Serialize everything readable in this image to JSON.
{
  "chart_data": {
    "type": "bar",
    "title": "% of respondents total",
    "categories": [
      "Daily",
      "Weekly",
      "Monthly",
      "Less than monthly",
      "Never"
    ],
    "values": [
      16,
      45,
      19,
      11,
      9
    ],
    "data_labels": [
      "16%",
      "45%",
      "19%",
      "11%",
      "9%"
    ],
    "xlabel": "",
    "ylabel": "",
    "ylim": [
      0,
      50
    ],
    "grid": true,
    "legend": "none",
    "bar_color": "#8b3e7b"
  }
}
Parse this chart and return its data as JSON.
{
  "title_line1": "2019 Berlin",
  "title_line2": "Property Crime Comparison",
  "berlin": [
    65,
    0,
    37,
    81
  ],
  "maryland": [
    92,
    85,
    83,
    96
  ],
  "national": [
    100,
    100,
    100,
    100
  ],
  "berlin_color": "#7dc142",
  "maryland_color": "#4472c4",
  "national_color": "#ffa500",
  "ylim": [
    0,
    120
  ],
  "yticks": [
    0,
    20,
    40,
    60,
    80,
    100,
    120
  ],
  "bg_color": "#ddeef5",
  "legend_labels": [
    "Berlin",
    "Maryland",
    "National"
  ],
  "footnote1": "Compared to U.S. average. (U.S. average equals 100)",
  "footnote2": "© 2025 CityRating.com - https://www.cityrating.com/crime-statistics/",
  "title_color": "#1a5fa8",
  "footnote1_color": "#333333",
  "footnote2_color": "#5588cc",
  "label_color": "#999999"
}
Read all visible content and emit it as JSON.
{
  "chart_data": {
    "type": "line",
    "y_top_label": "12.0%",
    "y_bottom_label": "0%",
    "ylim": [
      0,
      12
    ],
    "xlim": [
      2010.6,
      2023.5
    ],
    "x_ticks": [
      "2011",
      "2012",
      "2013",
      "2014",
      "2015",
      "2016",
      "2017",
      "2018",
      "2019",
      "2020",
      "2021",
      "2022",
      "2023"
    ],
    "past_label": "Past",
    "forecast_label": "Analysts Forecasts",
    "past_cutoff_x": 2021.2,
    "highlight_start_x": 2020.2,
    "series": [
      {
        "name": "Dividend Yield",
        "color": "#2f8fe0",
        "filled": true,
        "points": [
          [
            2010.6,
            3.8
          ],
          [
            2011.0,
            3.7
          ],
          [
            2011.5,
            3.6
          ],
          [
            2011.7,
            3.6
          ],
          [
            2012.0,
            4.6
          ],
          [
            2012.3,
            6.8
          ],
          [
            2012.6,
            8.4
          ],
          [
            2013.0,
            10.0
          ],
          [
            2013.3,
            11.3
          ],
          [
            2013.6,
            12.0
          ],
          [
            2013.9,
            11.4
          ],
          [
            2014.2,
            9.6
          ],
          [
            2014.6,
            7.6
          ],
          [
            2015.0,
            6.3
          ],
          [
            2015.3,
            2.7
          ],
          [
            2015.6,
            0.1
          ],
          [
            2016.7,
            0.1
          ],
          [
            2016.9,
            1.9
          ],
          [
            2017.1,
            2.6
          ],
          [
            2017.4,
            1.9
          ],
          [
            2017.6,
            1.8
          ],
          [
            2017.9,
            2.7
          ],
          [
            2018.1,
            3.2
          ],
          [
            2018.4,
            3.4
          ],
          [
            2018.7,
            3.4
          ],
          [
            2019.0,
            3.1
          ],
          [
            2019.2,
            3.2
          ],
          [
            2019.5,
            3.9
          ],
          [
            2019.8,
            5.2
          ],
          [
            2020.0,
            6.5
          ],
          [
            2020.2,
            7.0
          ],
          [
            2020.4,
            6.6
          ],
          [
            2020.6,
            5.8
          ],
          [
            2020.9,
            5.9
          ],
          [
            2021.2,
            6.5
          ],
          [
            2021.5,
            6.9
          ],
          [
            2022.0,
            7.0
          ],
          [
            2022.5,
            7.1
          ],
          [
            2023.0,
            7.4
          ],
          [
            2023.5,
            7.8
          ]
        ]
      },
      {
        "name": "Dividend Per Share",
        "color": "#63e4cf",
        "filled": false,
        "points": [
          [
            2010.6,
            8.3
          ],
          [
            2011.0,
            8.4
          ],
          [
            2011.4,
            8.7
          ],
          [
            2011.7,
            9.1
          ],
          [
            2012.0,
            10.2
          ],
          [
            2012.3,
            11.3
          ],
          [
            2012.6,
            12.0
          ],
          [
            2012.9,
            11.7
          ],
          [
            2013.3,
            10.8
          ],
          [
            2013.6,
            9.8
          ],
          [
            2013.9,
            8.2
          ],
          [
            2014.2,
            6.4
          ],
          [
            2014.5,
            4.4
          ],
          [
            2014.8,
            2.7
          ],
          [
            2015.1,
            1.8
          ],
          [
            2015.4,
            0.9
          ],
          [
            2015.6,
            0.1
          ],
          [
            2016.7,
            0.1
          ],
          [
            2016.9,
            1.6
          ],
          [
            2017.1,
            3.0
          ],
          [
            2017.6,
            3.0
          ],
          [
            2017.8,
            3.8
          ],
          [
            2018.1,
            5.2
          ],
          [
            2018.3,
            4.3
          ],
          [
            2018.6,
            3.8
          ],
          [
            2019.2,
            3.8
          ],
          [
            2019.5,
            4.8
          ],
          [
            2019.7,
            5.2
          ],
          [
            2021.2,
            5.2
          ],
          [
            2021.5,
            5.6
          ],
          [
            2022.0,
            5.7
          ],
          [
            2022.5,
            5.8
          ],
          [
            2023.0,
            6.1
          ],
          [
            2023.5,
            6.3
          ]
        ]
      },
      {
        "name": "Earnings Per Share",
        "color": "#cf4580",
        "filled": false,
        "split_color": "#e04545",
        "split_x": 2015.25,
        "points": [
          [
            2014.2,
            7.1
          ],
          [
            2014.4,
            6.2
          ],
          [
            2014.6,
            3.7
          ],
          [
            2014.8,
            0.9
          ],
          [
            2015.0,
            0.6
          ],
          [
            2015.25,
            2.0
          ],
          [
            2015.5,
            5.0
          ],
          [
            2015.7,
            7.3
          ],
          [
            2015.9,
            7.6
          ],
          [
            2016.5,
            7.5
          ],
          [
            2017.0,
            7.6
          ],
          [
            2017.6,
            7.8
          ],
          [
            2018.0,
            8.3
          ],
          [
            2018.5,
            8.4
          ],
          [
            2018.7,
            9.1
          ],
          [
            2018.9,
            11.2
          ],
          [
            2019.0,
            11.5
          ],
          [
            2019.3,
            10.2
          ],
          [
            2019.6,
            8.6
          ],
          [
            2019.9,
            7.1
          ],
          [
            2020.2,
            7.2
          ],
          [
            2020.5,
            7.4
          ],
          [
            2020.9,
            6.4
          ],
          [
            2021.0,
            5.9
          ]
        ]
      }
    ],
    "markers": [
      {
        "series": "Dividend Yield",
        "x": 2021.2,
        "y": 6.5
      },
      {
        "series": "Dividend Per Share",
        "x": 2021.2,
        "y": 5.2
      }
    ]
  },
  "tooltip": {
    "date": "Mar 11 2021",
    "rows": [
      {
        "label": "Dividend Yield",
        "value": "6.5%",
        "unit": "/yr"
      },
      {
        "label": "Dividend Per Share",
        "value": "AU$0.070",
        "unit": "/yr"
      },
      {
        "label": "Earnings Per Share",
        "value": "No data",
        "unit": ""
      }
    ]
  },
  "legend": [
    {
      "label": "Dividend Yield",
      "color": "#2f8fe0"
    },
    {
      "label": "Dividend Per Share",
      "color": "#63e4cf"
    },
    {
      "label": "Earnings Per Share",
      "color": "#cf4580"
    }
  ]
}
______________________________
Task directions: Write the material out again in its entirety, exactly as shown.

Answer to the task:
Serialize everything readable in this image to JSON.
{
  "chart_data": {
    "type": "bar",
    "title": "% of respondents total",
    "categories": [
      "Daily",
      "Weekly",
      "Monthly",
      "Less than monthly",
      "Never"
    ],
    "values": [
      16,
      45,
      19,
      11,
      9
    ],
    "data_labels": [
      "16%",
      "45%",
      "19%",
      "11%",
      "9%"
    ],
    "xlabel": "",
    "ylabel": "",
    "ylim": [
      0,
      50
    ],
    "grid": true,
    "legend": "none",
    "bar_color": "#8b3e7b"
  }
}
Parse this chart and return its data as JSON.
{
  "title_line1": "2019 Berlin",
  "title_line2": "Property Crime Comparison",
  "berlin": [
    65,
    0,
    37,
    81
  ],
  "maryland": [
    92,
    85,
    83,
    96
  ],
  "national": [
    100,
    100,
    100,
    100
  ],
  "berlin_color": "#7dc142",
  "maryland_color": "#4472c4",
  "national_color": "#ffa500",
  "ylim": [
    0,
    120
  ],
  "yticks": [
    0,
    20,
    40,
    60,
    80,
    100,
    120
  ],
  "bg_color": "#ddeef5",
  "legend_labels": [
    "Berlin",
    "Maryland",
    "National"
  ],
  "footnote1": "Compared to U.S. average. (U.S. average equals 100)",
  "footnote2": "© 2025 CityRating.com - https://www.cityrating.com/crime-statistics/",
  "title_color": "#1a5fa8",
  "footnote1_color": "#333333",
  "footnote2_color": "#5588cc",
  "label_color": "#999999"
}
Read all visible content and emit it as JSON.
{
  "chart_data": {
    "type": "line",
    "y_top_label": "12.0%",
    "y_bottom_label": "0%",
    "ylim": [
      0,
      12
    ],
    "xlim": [
      2010.6,
      2023.5
    ],
    "x_ticks": [
      "2011",
      "2012",
      "2013",
      "2014",
      "2015",
      "2016",
      "2017",
      "2018",
      "2019",
      "2020",
      "2021",
      "2022",
      "2023"
    ],
    "past_label": "Past",
    "forecast_label": "Analysts Forecasts",
    "past_cutoff_x": 2021.2,
    "highlight_start_x": 2020.2,
    "series": [
      {
        "name": "Dividend Yield",
        "color": "#2f8fe0",
        "filled": true,
        "points": [
          [
            2010.6,
            3.8
          ],
          [
            2011.0,
            3.7
          ],
          [
            2011.5,
            3.6
          ],
          [
            2011.7,
            3.6
          ],
          [
            2012.0,
            4.6
          ],
          [
            2012.3,
            6.8
          ],
          [
            2012.6,
            8.4
          ],
          [
            2013.0,
            10.0
          ],
          [
            2013.3,
            11.3
          ],
          [
            2013.6,
            12.0
          ],
          [
            2013.9,
            11.4
          ],
          [
            2014.2,
            9.6
          ],
          [
            2014.6,
            7.6
          ],
          [
            2015.0,
            6.3
          ],
          [
            2015.3,
            2.7
          ],
          [
            2015.6,
            0.1
          ],
          [
            2016.7,
            0.1
          ],
          [
            2016.9,
            1.9
          ],
          [
            2017.1,
            2.6
          ],
          [
            2017.4,
            1.9
          ],
          [
            2017.6,
            1.8
          ],
          [
            2017.9,
            2.7
          ],
          [
            2018.1,
            3.2
          ],
          [
            2018.4,
            3.4
          ],
          [
            2018.7,
            3.4
          ],
          [
            2019.0,
            3.1
          ],
          [
            2019.2,
            3.2
          ],
          [
            2019.5,
            3.9
          ],
          [
            2019.8,
            5.2
          ],
          [
            2020.0,
            6.5
          ],
          [
            2020.2,
            7.0
          ],
          [
            2020.4,
            6.6
          ],
          [
            2020.6,
            5.8
          ],
          [
            2020.9,
            5.9
          ],
          [
            2021.2,
            6.5
          ],
          [
            2021.5,
            6.9
          ],
          [
            2022.0,
            7.0
          ],
          [
            2022.5,
            7.1
          ],
          [
            2023.0,
            7.4
          ],
          [
            2023.5,
            7.8
          ]
        ]
      },
      {
        "name": "Dividend Per Share",
        "color": "#63e4cf",
        "filled": false,
        "points": [
          [
            2010.6,
            8.3
          ],
          [
            2011.0,
            8.4
          ],
          [
            2011.4,
            8.7
          ],
          [
            2011.7,
            9.1
          ],
          [
            2012.0,
            10.2
          ],
          [
            2012.3,
            11.3
          ],
          [
            2012.6,
            12.0
          ],
          [
            2012.9,
            11.7
          ],
          [
            2013.3,
            10.8
          ],
          [
            2013.6,
            9.8
          ],
          [
            2013.9,
            8.2
          ],
          [
            2014.2,
            6.4
          ],
          [
            2014.5,
            4.4
          ],
          [
            2014.8,
            2.7
          ],
          [
            2015.1,
            1.8
          ],
          [
            2015.4,
            0.9
          ],
          [
            2015.6,
            0.1
          ],
          [
            2016.7,
            0.1
          ],
          [
            2016.9,
            1.6
          ],
          [
            2017.1,
            3.0
          ],
          [
            2017.6,
            3.0
          ],
          [
            2017.8,
            3.8
          ],
          [
            2018.1,
            5.2
          ],
          [
            2018.3,
            4.3
          ],
          [
            2018.6,
            3.8
          ],
          [
            2019.2,
            3.8
          ],
          [
            2019.5,
            4.8
          ],
          [
            2019.7,
            5.2
          ],
          [
            2021.2,
            5.2
          ],
          [
            2021.5,
            5.6
          ],
          [
            2022.0,
            5.7
          ],
          [
            2022.5,
            5.8
          ],
          [
            2023.0,
            6.1
          ],
          [
            2023.5,
            6.3
          ]
        ]
      },
      {
        "name": "Earnings Per Share",
        "color": "#cf4580",
        "filled": false,
        "split_color": "#e04545",
        "split_x": 2015.25,
        "points": [
          [
            2014.2,
            7.1
          ],
          [
            2014.4,
            6.2
          ],
          [
            2014.6,
            3.7
          ],
          [
            2014.8,
            0.9
          ],
          [
            2015.0,
            0.6
          ],
          [
            2015.25,
            2.0
          ],
          [
            2015.5,
            5.0
          ],
          [
            2015.7,
            7.3
          ],
          [
            2015.9,
            7.6
          ],
          [
            2016.5,
            7.5
          ],
          [
            2017.0,
            7.6
          ],
          [
            2017.6,
            7.8
          ],
          [
            2018.0,
            8.3
          ],
          [
            2018.5,
            8.4
          ],
          [
            2018.7,
            9.1
          ],
          [
            2018.9,
            11.2
          ],
          [
            2019.0,
            11.5
          ],
          [
            2019.3,
            10.2
          ],
          [
            2019.6,
            8.6
          ],
          [
            2019.9,
            7.1
          ],
          [
            2020.2,
            7.2
          ],
          [
            2020.5,
            7.4
          ],
          [
            2020.9,
            6.4
          ],
          [
            2021.0,
            5.9
          ]
        ]
      }
    ],
    "markers": [
      {
        "series": "Dividend Yield",
        "x": 2021.2,
        "y": 6.5
      },
      {
        "series": "Dividend Per Share",
        "x": 2021.2,
        "y": 5.2
      }
    ]
  },
  "tooltip": {
    "date": "Mar 11 2021",
    "rows": [
      {
        "label": "Dividend Yield",
        "value": "6.5%",
        "unit": "/yr"
      },
      {
        "label": "Dividend Per Share",
        "value": "AU$0.070",
        "unit": "/yr"
      },
      {
        "label": "Earnings Per Share",
        "value": "No data",
        "unit": ""
      }
    ]
  },
  "legend": [
    {
      "label": "Dividend Yield",
      "color": "#2f8fe0"
    },
    {
      "label": "Dividend Per Share",
      "color": "#63e4cf"
    },
    {
      "label": "Earnings Per Share",
      "color": "#cf4580"
    }
  ]
}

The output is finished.